- MATERIAL SUPPLIED
┄┄┄┄┄┄
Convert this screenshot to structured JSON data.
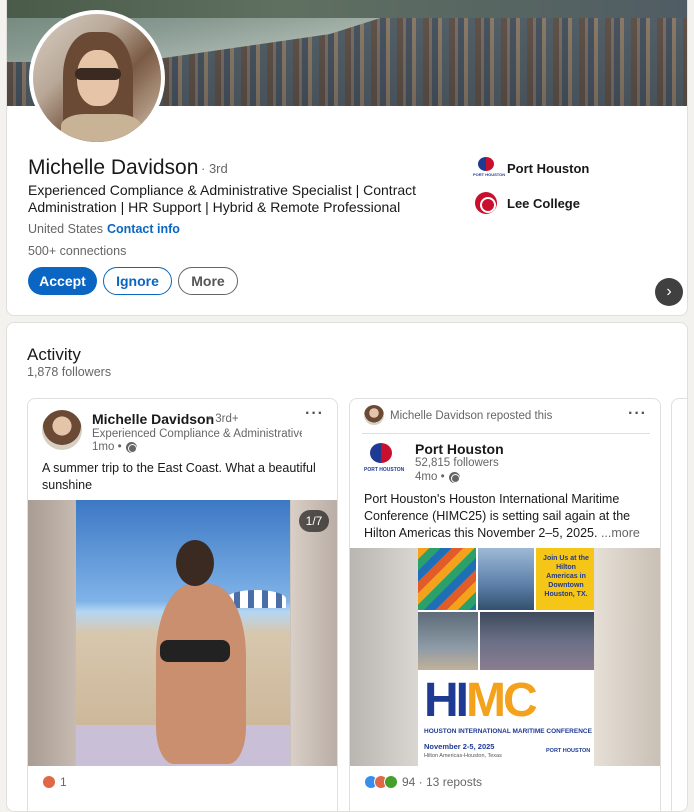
{
  "profile": {
    "name": "Michelle Davidson",
    "degree": "· 3rd",
    "headline": "Experienced Compliance & Administrative Specialist | Contract Administration | HR Support | Hybrid & Remote Professional",
    "location": "United States ·",
    "contact_info": "Contact info",
    "connections": "500+ connections",
    "buttons": {
      "accept": "Accept",
      "ignore": "Ignore",
      "more": "More"
    },
    "orgs": [
      {
        "name": "Port Houston",
        "logo_text": "PORT HOUSTON"
      },
      {
        "name": "Lee College"
      }
    ]
  },
  "activity": {
    "title": "Activity",
    "followers": "1,878 followers",
    "posts": [
      {
        "author": "Michelle Davidson",
        "degree": "• 3rd+",
        "subtitle": "Experienced Compliance & Administrative...",
        "time": "1mo •",
        "text": "A summer trip to the East Coast. What a beautiful sunshine",
        "image_counter": "1/7",
        "reactions": "1"
      },
      {
        "reposted_by": "Michelle Davidson reposted this",
        "author": "Port Houston",
        "subtitle": "52,815 followers",
        "time": "4mo •",
        "text": "Port Houston's Houston International Maritime Conference (HIMC25) is setting sail again at the Hilton Americas this November 2–5, 2025.",
        "more": "...more",
        "reactions": "94 · 13 reposts",
        "poster": {
          "headline_a": "HI",
          "headline_b": "MC",
          "subtitle": "HOUSTON INTERNATIONAL MARITIME CONFERENCE",
          "dates": "November 2-5, 2025",
          "venue": "Hilton Americas-Houston, Texas",
          "logo": "PORT HOUSTON",
          "callout": "Join Us at the Hilton Americas in Downtown Houston, TX."
        }
      }
    ],
    "next_arrow": "›",
    "kebab": "···"
  },
  "colors": {
    "accent": "#0a66c2",
    "port_houston_blue": "#1f3a93",
    "port_houston_red": "#c8102e"
  }
}
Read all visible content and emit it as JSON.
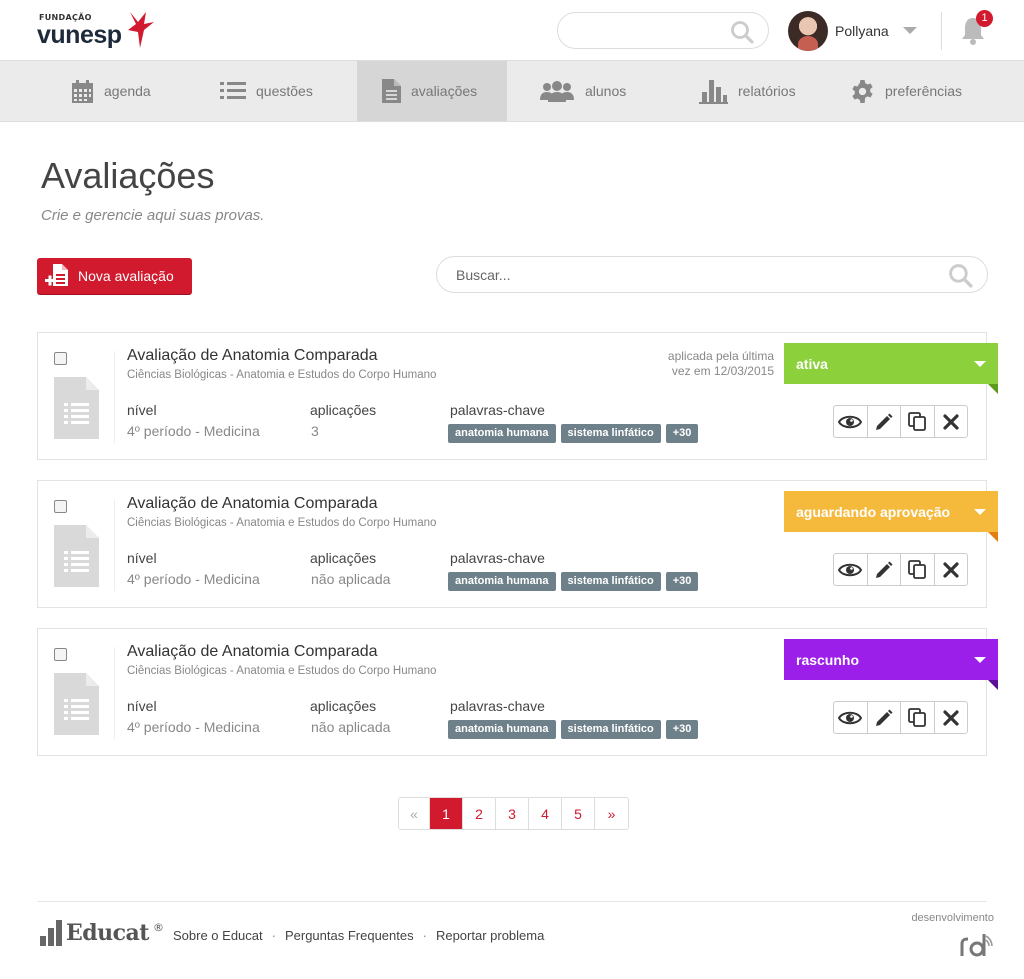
┄┄┄┄┄┄
- SET PROBLEM
Track down every line with the word "November" and copy it.

- WRITTEN REPLY
        "text": "Port Houston's Houston International Maritime Conference (HIMC25) is setting sail again at the Hilton Americas this November 2–5, 2025.",
          "dates": "November 2-5, 2025",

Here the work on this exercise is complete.